-- Start --
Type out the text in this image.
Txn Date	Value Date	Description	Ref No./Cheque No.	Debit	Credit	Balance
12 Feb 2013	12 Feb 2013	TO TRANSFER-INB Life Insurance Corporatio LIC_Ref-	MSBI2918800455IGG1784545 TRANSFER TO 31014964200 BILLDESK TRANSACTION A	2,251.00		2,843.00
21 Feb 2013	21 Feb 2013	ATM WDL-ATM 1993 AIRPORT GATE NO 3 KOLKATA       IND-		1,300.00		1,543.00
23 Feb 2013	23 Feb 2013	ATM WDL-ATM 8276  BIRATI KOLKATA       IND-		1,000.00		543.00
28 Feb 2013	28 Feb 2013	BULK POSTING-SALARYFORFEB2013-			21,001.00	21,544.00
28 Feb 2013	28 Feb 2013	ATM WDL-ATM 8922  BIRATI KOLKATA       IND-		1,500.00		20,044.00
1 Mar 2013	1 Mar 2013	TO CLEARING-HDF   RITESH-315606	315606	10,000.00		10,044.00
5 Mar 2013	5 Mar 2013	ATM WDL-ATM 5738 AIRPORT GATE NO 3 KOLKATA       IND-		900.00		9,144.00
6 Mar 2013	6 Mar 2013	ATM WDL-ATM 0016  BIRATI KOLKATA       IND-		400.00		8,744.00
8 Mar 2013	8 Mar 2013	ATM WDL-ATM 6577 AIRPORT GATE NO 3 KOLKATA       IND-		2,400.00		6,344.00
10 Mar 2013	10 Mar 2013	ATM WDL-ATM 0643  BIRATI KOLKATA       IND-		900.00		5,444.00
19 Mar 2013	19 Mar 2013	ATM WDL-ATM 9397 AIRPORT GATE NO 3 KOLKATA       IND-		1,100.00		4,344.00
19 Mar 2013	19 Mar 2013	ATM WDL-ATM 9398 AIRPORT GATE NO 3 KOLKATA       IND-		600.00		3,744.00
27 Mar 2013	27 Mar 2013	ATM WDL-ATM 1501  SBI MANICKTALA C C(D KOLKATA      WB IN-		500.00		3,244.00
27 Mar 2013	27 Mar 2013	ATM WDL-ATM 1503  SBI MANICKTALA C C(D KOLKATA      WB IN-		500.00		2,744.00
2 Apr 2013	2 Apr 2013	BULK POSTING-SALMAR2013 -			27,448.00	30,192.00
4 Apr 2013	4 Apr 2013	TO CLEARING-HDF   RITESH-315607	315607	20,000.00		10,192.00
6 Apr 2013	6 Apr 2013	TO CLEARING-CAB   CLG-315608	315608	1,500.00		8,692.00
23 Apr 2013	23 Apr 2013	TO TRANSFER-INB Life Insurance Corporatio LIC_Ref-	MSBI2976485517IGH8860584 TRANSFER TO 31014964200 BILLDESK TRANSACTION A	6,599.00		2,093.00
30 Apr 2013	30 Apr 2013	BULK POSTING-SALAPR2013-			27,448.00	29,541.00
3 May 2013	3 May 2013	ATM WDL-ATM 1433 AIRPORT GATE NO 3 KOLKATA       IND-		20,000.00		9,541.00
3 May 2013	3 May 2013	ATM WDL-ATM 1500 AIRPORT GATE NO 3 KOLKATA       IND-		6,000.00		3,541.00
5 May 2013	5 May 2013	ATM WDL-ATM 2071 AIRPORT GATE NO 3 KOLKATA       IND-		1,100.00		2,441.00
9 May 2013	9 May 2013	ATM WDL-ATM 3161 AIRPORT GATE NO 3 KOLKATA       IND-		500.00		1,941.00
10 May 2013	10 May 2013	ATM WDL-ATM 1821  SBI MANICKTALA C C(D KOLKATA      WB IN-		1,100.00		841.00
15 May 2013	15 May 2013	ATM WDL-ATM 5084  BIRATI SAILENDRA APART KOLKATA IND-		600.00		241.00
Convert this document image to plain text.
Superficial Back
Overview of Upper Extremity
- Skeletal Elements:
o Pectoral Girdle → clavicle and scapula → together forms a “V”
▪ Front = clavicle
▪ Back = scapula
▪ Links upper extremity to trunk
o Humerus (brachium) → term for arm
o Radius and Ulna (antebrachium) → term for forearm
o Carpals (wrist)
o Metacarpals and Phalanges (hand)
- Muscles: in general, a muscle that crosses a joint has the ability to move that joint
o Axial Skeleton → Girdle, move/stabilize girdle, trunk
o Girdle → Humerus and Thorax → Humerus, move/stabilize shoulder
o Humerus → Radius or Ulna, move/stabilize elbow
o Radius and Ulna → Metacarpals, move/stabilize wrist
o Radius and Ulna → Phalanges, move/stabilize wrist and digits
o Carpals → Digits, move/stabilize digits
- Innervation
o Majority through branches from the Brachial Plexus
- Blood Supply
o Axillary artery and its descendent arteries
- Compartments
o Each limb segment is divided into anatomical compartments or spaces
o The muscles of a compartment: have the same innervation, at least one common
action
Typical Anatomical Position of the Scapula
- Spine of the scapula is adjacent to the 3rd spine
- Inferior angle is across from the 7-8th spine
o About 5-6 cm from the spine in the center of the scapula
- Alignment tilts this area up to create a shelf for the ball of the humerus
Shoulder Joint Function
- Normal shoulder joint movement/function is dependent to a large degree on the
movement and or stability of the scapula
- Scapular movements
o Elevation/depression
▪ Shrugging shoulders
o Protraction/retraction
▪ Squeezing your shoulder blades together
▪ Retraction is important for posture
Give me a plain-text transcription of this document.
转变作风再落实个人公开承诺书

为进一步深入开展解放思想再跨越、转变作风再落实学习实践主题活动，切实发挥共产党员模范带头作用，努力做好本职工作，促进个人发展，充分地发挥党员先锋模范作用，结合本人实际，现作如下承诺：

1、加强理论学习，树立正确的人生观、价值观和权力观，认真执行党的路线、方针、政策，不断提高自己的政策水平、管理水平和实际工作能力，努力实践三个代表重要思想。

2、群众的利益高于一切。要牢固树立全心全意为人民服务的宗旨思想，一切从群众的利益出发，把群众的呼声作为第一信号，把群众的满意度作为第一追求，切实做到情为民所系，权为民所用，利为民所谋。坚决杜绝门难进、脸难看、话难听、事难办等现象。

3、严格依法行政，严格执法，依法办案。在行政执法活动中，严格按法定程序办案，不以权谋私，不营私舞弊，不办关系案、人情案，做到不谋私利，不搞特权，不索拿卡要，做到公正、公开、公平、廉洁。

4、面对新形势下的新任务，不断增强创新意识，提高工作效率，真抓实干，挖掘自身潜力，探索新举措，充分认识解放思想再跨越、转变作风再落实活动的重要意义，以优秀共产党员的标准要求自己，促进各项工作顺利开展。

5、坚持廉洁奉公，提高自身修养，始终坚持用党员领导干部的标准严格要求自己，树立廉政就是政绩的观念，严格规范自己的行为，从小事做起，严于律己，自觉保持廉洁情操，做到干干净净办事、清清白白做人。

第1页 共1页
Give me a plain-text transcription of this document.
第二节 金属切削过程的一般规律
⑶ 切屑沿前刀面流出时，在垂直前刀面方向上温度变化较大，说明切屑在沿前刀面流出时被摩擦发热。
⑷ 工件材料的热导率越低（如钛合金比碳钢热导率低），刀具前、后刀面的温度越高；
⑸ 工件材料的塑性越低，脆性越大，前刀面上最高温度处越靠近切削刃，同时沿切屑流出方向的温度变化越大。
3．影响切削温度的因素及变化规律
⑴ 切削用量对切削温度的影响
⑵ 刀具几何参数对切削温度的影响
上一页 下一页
-- End --
YOUR INSTRUCTIONS >> Write out all of the records above exactly as they appear.

COMPLETED TASK >>
Type out the text in this image.
Txn Date	Value Date	Description	Ref No./Cheque No.	Debit	Credit	Balance
12 Feb 2013	12 Feb 2013	TO TRANSFER-INB Life Insurance Corporatio LIC_Ref-	MSBI2918800455IGG1784545 TRANSFER TO 31014964200 BILLDESK TRANSACTION A	2,251.00		2,843.00
21 Feb 2013	21 Feb 2013	ATM WDL-ATM 1993 AIRPORT GATE NO 3 KOLKATA       IND-		1,300.00		1,543.00
23 Feb 2013	23 Feb 2013	ATM WDL-ATM 8276  BIRATI KOLKATA       IND-		1,000.00		543.00
28 Feb 2013	28 Feb 2013	BULK POSTING-SALARYFORFEB2013-			21,001.00	21,544.00
28 Feb 2013	28 Feb 2013	ATM WDL-ATM 8922  BIRATI KOLKATA       IND-		1,500.00		20,044.00
1 Mar 2013	1 Mar 2013	TO CLEARING-HDF   RITESH-315606	315606	10,000.00		10,044.00
5 Mar 2013	5 Mar 2013	ATM WDL-ATM 5738 AIRPORT GATE NO 3 KOLKATA       IND-		900.00		9,144.00
6 Mar 2013	6 Mar 2013	ATM WDL-ATM 0016  BIRATI KOLKATA       IND-		400.00		8,744.00
8 Mar 2013	8 Mar 2013	ATM WDL-ATM 6577 AIRPORT GATE NO 3 KOLKATA       IND-		2,400.00		6,344.00
10 Mar 2013	10 Mar 2013	ATM WDL-ATM 0643  BIRATI KOLKATA       IND-		900.00		5,444.00
19 Mar 2013	19 Mar 2013	ATM WDL-ATM 9397 AIRPORT GATE NO 3 KOLKATA       IND-		1,100.00		4,344.00
19 Mar 2013	19 Mar 2013	ATM WDL-ATM 9398 AIRPORT GATE NO 3 KOLKATA       IND-		600.00		3,744.00
27 Mar 2013	27 Mar 2013	ATM WDL-ATM 1501  SBI MANICKTALA C C(D KOLKATA      WB IN-		500.00		3,244.00
27 Mar 2013	27 Mar 2013	ATM WDL-ATM 1503  SBI MANICKTALA C C(D KOLKATA      WB IN-		500.00		2,744.00
2 Apr 2013	2 Apr 2013	BULK POSTING-SALMAR2013 -			27,448.00	30,192.00
4 Apr 2013	4 Apr 2013	TO CLEARING-HDF   RITESH-315607	315607	20,000.00		10,192.00
6 Apr 2013	6 Apr 2013	TO CLEARING-CAB   CLG-315608	315608	1,500.00		8,692.00
23 Apr 2013	23 Apr 2013	TO TRANSFER-INB Life Insurance Corporatio LIC_Ref-	MSBI2976485517IGH8860584 TRANSFER TO 31014964200 BILLDESK TRANSACTION A	6,599.00		2,093.00
30 Apr 2013	30 Apr 2013	BULK POSTING-SALAPR2013-			27,448.00	29,541.00
3 May 2013	3 May 2013	ATM WDL-ATM 1433 AIRPORT GATE NO 3 KOLKATA       IND-		20,000.00		9,541.00
3 May 2013	3 May 2013	ATM WDL-ATM 1500 AIRPORT GATE NO 3 KOLKATA       IND-		6,000.00		3,541.00
5 May 2013	5 May 2013	ATM WDL-ATM 2071 AIRPORT GATE NO 3 KOLKATA       IND-		1,100.00		2,441.00
9 May 2013	9 May 2013	ATM WDL-ATM 3161 AIRPORT GATE NO 3 KOLKATA       IND-		500.00		1,941.00
10 May 2013	10 May 2013	ATM WDL-ATM 1821  SBI MANICKTALA C C(D KOLKATA      WB IN-		1,100.00		841.00
15 May 2013	15 May 2013	ATM WDL-ATM 5084  BIRATI SAILENDRA APART KOLKATA IND-		600.00		241.00
Convert this document image to plain text.
Superficial Back
Overview of Upper Extremity
- Skeletal Elements:
o Pectoral Girdle → clavicle and scapula → together forms a “V”
▪ Front = clavicle
▪ Back = scapula
▪ Links upper extremity to trunk
o Humerus (brachium) → term for arm
o Radius and Ulna (antebrachium) → term for forearm
o Carpals (wrist)
o Metacarpals and Phalanges (hand)
- Muscles: in general, a muscle that crosses a joint has the ability to move that joint
o Axial Skeleton → Girdle, move/stabilize girdle, trunk
o Girdle → Humerus and Thorax → Humerus, move/stabilize shoulder
o Humerus → Radius or Ulna, move/stabilize elbow
o Radius and Ulna → Metacarpals, move/stabilize wrist
o Radius and Ulna → Phalanges, move/stabilize wrist and digits
o Carpals → Digits, move/stabilize digits
- Innervation
o Majority through branches from the Brachial Plexus
- Blood Supply
o Axillary artery and its descendent arteries
- Compartments
o Each limb segment is divided into anatomical compartments or spaces
o The muscles of a compartment: have the same innervation, at least one common
action
Typical Anatomical Position of the Scapula
- Spine of the scapula is adjacent to the 3rd spine
- Inferior angle is across from the 7-8th spine
o About 5-6 cm from the spine in the center of the scapula
- Alignment tilts this area up to create a shelf for the ball of the humerus
Shoulder Joint Function
- Normal shoulder joint movement/function is dependent to a large degree on the
movement and or stability of the scapula
- Scapular movements
o Elevation/depression
▪ Shrugging shoulders
o Protraction/retraction
▪ Squeezing your shoulder blades together
▪ Retraction is important for posture
Give me a plain-text transcription of this document.
转变作风再落实个人公开承诺书

为进一步深入开展解放思想再跨越、转变作风再落实学习实践主题活动，切实发挥共产党员模范带头作用，努力做好本职工作，促进个人发展，充分地发挥党员先锋模范作用，结合本人实际，现作如下承诺：

1、加强理论学习，树立正确的人生观、价值观和权力观，认真执行党的路线、方针、政策，不断提高自己的政策水平、管理水平和实际工作能力，努力实践三个代表重要思想。

2、群众的利益高于一切。要牢固树立全心全意为人民服务的宗旨思想，一切从群众的利益出发，把群众的呼声作为第一信号，把群众的满意度作为第一追求，切实做到情为民所系，权为民所用，利为民所谋。坚决杜绝门难进、脸难看、话难听、事难办等现象。

3、严格依法行政，严格执法，依法办案。在行政执法活动中，严格按法定程序办案，不以权谋私，不营私舞弊，不办关系案、人情案，做到不谋私利，不搞特权，不索拿卡要，做到公正、公开、公平、廉洁。

4、面对新形势下的新任务，不断增强创新意识，提高工作效率，真抓实干，挖掘自身潜力，探索新举措，充分认识解放思想再跨越、转变作风再落实活动的重要意义，以优秀共产党员的标准要求自己，促进各项工作顺利开展。

5、坚持廉洁奉公，提高自身修养，始终坚持用党员领导干部的标准严格要求自己，树立廉政就是政绩的观念，严格规范自己的行为，从小事做起，严于律己，自觉保持廉洁情操，做到干干净净办事、清清白白做人。

第1页 共1页
Give me a plain-text transcription of this document.
第二节 金属切削过程的一般规律
⑶ 切屑沿前刀面流出时，在垂直前刀面方向上温度变化较大，说明切屑在沿前刀面流出时被摩擦发热。
⑷ 工件材料的热导率越低（如钛合金比碳钢热导率低），刀具前、后刀面的温度越高；
⑸ 工件材料的塑性越低，脆性越大，前刀面上最高温度处越靠近切削刃，同时沿切屑流出方向的温度变化越大。
3．影响切削温度的因素及变化规律
⑴ 切削用量对切削温度的影响
⑵ 刀具几何参数对切削温度的影响
上一页 下一页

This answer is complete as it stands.